Please reproduce the material word for word, starting at its first line and ending at the line that contains "close-paren: ) <box>235 142 259 225</box>".

** BEGIN **

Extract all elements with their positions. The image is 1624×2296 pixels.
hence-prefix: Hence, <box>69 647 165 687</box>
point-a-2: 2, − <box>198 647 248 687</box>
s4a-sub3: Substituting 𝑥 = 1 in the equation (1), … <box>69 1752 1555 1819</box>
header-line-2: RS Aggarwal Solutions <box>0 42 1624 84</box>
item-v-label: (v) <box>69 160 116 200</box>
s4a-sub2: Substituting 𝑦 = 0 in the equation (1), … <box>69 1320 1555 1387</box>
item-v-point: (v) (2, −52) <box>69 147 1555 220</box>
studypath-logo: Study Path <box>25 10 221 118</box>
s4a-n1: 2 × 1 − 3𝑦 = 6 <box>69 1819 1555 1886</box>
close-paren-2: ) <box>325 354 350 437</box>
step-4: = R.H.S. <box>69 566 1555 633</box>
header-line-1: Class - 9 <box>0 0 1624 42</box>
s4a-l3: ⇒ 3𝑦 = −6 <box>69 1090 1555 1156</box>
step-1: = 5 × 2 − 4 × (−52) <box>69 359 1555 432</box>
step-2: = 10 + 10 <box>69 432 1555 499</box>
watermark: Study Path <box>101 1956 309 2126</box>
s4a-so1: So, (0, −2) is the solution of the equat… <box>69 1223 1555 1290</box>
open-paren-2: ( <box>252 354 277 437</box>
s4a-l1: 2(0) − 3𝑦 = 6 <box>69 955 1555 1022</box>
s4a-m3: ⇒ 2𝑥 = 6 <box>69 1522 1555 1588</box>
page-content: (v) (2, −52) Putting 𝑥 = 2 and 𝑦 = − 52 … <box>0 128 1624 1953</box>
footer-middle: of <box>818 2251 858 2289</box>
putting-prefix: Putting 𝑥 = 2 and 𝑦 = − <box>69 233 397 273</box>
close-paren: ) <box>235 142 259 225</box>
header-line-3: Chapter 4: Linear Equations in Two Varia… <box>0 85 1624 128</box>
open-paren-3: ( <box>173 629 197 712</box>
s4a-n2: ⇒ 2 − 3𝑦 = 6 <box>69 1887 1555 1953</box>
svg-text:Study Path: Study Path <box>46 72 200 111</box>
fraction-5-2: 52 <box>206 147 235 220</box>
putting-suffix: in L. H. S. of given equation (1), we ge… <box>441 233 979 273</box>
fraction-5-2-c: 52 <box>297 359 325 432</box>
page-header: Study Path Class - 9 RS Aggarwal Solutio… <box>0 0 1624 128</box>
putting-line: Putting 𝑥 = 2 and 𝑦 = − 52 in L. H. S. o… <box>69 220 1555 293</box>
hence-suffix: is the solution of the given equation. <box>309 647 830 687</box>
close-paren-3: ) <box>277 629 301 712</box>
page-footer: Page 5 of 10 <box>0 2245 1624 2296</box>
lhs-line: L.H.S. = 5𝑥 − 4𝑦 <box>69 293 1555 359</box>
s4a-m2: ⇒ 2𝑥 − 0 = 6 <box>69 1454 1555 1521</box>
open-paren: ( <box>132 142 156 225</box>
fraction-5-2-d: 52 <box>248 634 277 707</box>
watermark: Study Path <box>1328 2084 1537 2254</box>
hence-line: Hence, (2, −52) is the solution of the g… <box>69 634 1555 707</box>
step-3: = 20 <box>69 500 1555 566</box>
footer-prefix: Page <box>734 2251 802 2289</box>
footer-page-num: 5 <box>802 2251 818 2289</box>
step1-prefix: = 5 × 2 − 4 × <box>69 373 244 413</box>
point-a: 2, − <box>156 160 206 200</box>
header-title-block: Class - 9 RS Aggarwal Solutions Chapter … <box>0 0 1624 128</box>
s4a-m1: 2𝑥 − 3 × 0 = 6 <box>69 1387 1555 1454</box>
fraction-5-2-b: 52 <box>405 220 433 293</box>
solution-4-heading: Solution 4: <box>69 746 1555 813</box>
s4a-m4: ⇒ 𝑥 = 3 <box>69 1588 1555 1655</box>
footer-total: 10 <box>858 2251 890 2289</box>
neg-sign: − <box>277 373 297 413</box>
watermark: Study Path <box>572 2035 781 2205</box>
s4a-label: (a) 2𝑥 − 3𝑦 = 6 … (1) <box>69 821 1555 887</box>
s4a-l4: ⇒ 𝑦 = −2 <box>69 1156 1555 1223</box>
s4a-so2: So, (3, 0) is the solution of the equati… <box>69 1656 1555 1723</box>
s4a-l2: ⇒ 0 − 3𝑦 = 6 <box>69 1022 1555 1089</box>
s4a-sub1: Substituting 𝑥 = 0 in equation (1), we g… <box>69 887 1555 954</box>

** END **

**Full output**
Extract all elements with their positions. The image is 1624×2296 pixels.
hence-prefix: Hence, <box>69 647 165 687</box>
point-a-2: 2, − <box>198 647 248 687</box>
s4a-sub3: Substituting 𝑥 = 1 in the equation (1), … <box>69 1752 1555 1819</box>
header-line-2: RS Aggarwal Solutions <box>0 42 1624 84</box>
item-v-label: (v) <box>69 160 116 200</box>
s4a-sub2: Substituting 𝑦 = 0 in the equation (1), … <box>69 1320 1555 1387</box>
item-v-point: (v) (2, −52) <box>69 147 1555 220</box>
studypath-logo: Study Path <box>25 10 221 118</box>
s4a-n1: 2 × 1 − 3𝑦 = 6 <box>69 1819 1555 1886</box>
close-paren-2: ) <box>325 354 350 437</box>
step-4: = R.H.S. <box>69 566 1555 633</box>
header-line-1: Class - 9 <box>0 0 1624 42</box>
s4a-l3: ⇒ 3𝑦 = −6 <box>69 1090 1555 1156</box>
step-1: = 5 × 2 − 4 × (−52) <box>69 359 1555 432</box>
step-2: = 10 + 10 <box>69 432 1555 499</box>
watermark: Study Path <box>101 1956 309 2126</box>
s4a-so1: So, (0, −2) is the solution of the equat… <box>69 1223 1555 1290</box>
open-paren-2: ( <box>252 354 277 437</box>
s4a-l1: 2(0) − 3𝑦 = 6 <box>69 955 1555 1022</box>
s4a-m3: ⇒ 2𝑥 = 6 <box>69 1522 1555 1588</box>
page-content: (v) (2, −52) Putting 𝑥 = 2 and 𝑦 = − 52 … <box>0 128 1624 1953</box>
footer-middle: of <box>818 2251 858 2289</box>
putting-prefix: Putting 𝑥 = 2 and 𝑦 = − <box>69 233 397 273</box>
close-paren: ) <box>235 142 259 225</box>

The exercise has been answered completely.